## START Records provided
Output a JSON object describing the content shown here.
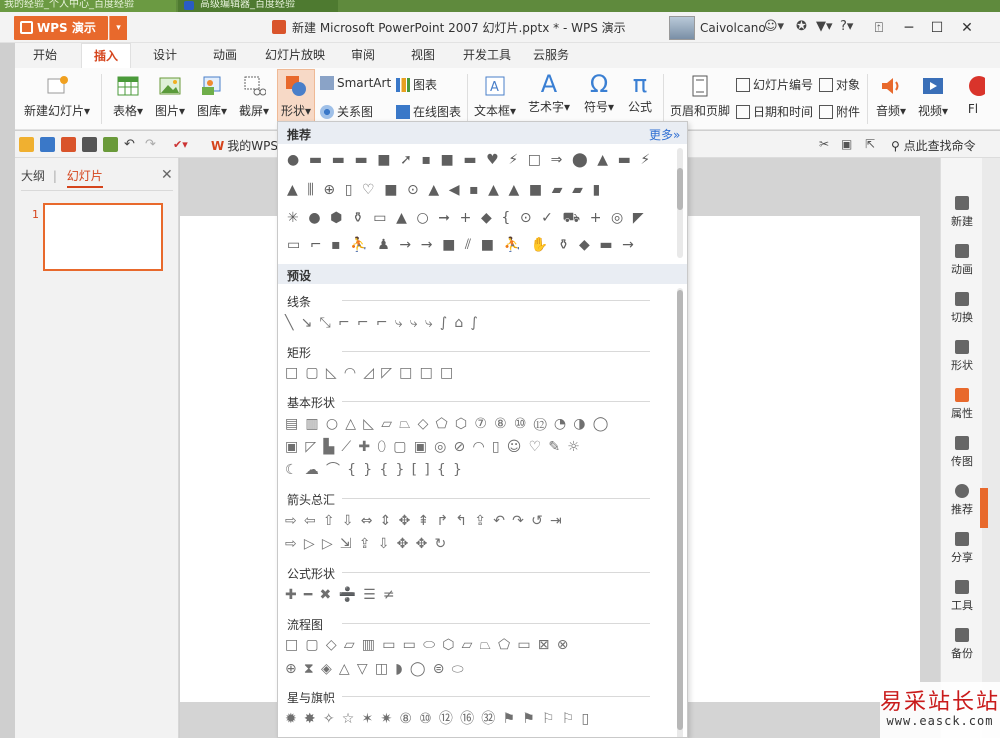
{
  "browser_tabs": [
    "我的经验_个人中心_百度经验",
    "高级编辑器_百度经验"
  ],
  "titlebar": {
    "app_name": "WPS 演示",
    "dropdown": "▾",
    "doc_title": "新建 Microsoft PowerPoint 2007 幻灯片.pptx * - WPS 演示",
    "username": "Caivolcano",
    "icons": [
      "skin-icon",
      "shirt-icon",
      "help-icon"
    ],
    "help_label": "?",
    "window_controls": [
      "minimize",
      "maximize",
      "close"
    ]
  },
  "menu_tabs": [
    "开始",
    "插入",
    "设计",
    "动画",
    "幻灯片放映",
    "审阅",
    "视图",
    "开发工具",
    "云服务"
  ],
  "active_tab": "插入",
  "ribbon": {
    "new_slide": "新建幻灯片",
    "table": "表格",
    "image": "图片",
    "gallery": "图库",
    "screenshot": "截屏",
    "shape": "形状",
    "smartart": "SmartArt",
    "chart": "图表",
    "relation": "关系图",
    "online_chart": "在线图表",
    "textbox": "文本框",
    "wordart": "艺术字",
    "symbol": "符号",
    "formula": "公式",
    "header_footer": "页眉和页脚",
    "slide_number": "幻灯片编号",
    "object": "对象",
    "datetime": "日期和时间",
    "attachment": "附件",
    "audio": "音频",
    "video": "视频",
    "flash": "Fl",
    "dropdown_marker": "▾",
    "symbol_glyph": "Ω",
    "formula_glyph": "π",
    "wordart_glyph": "A"
  },
  "quickbar": {
    "my_wps": "我的WPS",
    "find_command": "点此查找命令"
  },
  "left_panel": {
    "tab_outline": "大纲",
    "tab_slides": "幻灯片",
    "separator": "|",
    "close": "✕",
    "slide_number": "1"
  },
  "right_sidebar": [
    "新建",
    "动画",
    "切换",
    "形状",
    "属性",
    "传图",
    "推荐",
    "分享",
    "工具",
    "备份"
  ],
  "shapes_menu": {
    "recommended_title": "推荐",
    "more_link": "更多»",
    "recommended_rows": [
      "●▬▬▬■➚▪■▬♥⚡□⇒⬤▲▬⚡",
      "▲⫼⊕▯♡■⊙▲◀▪▲▲■▰▰▮",
      "✳●⬢⚱▭▲○➞+◆{⊙✓⛟+◎◤",
      "▭⌐▪⛹♟→→■⫽■⛹✋⚱◆▬→"
    ],
    "preset_title": "预设",
    "categories": [
      {
        "name": "线条",
        "rows": [
          "╲↘⤡⌐⌐⌐⤷⤷⤷∫⌂∫"
        ]
      },
      {
        "name": "矩形",
        "rows": [
          "□▢◺◠◿◸□□□"
        ]
      },
      {
        "name": "基本形状",
        "rows": [
          "▤▥○△◺▱⏢◇⬠⬡⑦⑧⑩⑫◔◑◯",
          "▣◸▙⟋✚⬯▢▣◎⊘◠▯☺♡✎☼",
          "☾☁⌒{}{}[]{}"
        ]
      },
      {
        "name": "箭头总汇",
        "rows": [
          "⇨⇦⇧⇩⇔⇕✥⇞↱↰⇪↶↷↺⇥",
          "⇨▷▷⇲⇪⇩✥✥↻"
        ]
      },
      {
        "name": "公式形状",
        "rows": [
          "✚━✖➗☰≠"
        ]
      },
      {
        "name": "流程图",
        "rows": [
          "□▢◇▱▥▭▭⬭⬡▱⏢⬠▭⊠⊗",
          "⊕⧗◈△▽◫◗◯⊜⬭"
        ]
      },
      {
        "name": "星与旗帜",
        "rows": [
          "✹✸✧☆✶✷⑧⑩⑫⑯㉜⚑⚑⚐⚐▯"
        ]
      }
    ]
  },
  "watermark": {
    "cn": "易采站长站",
    "url": "www.easck.com"
  },
  "colors": {
    "accent": "#e8692c",
    "active_tab_text": "#d5441c",
    "link_blue": "#2f6fd3"
  }
}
## END Records provided
**What needs to be done**. Repeat the material above in full and exactly, apart from the pictures.

**Full response**.
Output a JSON object describing the content shown here.
{
  "browser_tabs": [
    "我的经验_个人中心_百度经验",
    "高级编辑器_百度经验"
  ],
  "titlebar": {
    "app_name": "WPS 演示",
    "dropdown": "▾",
    "doc_title": "新建 Microsoft PowerPoint 2007 幻灯片.pptx * - WPS 演示",
    "username": "Caivolcano",
    "icons": [
      "skin-icon",
      "shirt-icon",
      "help-icon"
    ],
    "help_label": "?",
    "window_controls": [
      "minimize",
      "maximize",
      "close"
    ]
  },
  "menu_tabs": [
    "开始",
    "插入",
    "设计",
    "动画",
    "幻灯片放映",
    "审阅",
    "视图",
    "开发工具",
    "云服务"
  ],
  "active_tab": "插入",
  "ribbon": {
    "new_slide": "新建幻灯片",
    "table": "表格",
    "image": "图片",
    "gallery": "图库",
    "screenshot": "截屏",
    "shape": "形状",
    "smartart": "SmartArt",
    "chart": "图表",
    "relation": "关系图",
    "online_chart": "在线图表",
    "textbox": "文本框",
    "wordart": "艺术字",
    "symbol": "符号",
    "formula": "公式",
    "header_footer": "页眉和页脚",
    "slide_number": "幻灯片编号",
    "object": "对象",
    "datetime": "日期和时间",
    "attachment": "附件",
    "audio": "音频",
    "video": "视频",
    "flash": "Fl",
    "dropdown_marker": "▾",
    "symbol_glyph": "Ω",
    "formula_glyph": "π",
    "wordart_glyph": "A"
  },
  "quickbar": {
    "my_wps": "我的WPS",
    "find_command": "点此查找命令"
  },
  "left_panel": {
    "tab_outline": "大纲",
    "tab_slides": "幻灯片",
    "separator": "|",
    "close": "✕",
    "slide_number": "1"
  },
  "right_sidebar": [
    "新建",
    "动画",
    "切换",
    "形状",
    "属性",
    "传图",
    "推荐",
    "分享",
    "工具",
    "备份"
  ],
  "shapes_menu": {
    "recommended_title": "推荐",
    "more_link": "更多»",
    "recommended_rows": [
      "●▬▬▬■➚▪■▬♥⚡□⇒⬤▲▬⚡",
      "▲⫼⊕▯♡■⊙▲◀▪▲▲■▰▰▮",
      "✳●⬢⚱▭▲○➞+◆{⊙✓⛟+◎◤",
      "▭⌐▪⛹♟→→■⫽■⛹✋⚱◆▬→"
    ],
    "preset_title": "预设",
    "categories": [
      {
        "name": "线条",
        "rows": [
          "╲↘⤡⌐⌐⌐⤷⤷⤷∫⌂∫"
        ]
      },
      {
        "name": "矩形",
        "rows": [
          "□▢◺◠◿◸□□□"
        ]
      },
      {
        "name": "基本形状",
        "rows": [
          "▤▥○△◺▱⏢◇⬠⬡⑦⑧⑩⑫◔◑◯",
          "▣◸▙⟋✚⬯▢▣◎⊘◠▯☺♡✎☼",
          "☾☁⌒{}{}[]{}"
        ]
      },
      {
        "name": "箭头总汇",
        "rows": [
          "⇨⇦⇧⇩⇔⇕✥⇞↱↰⇪↶↷↺⇥",
          "⇨▷▷⇲⇪⇩✥✥↻"
        ]
      },
      {
        "name": "公式形状",
        "rows": [
          "✚━✖➗☰≠"
        ]
      },
      {
        "name": "流程图",
        "rows": [
          "□▢◇▱▥▭▭⬭⬡▱⏢⬠▭⊠⊗",
          "⊕⧗◈△▽◫◗◯⊜⬭"
        ]
      },
      {
        "name": "星与旗帜",
        "rows": [
          "✹✸✧☆✶✷⑧⑩⑫⑯㉜⚑⚑⚐⚐▯"
        ]
      }
    ]
  },
  "watermark": {
    "cn": "易采站长站",
    "url": "www.easck.com"
  },
  "colors": {
    "accent": "#e8692c",
    "active_tab_text": "#d5441c",
    "link_blue": "#2f6fd3"
  }
}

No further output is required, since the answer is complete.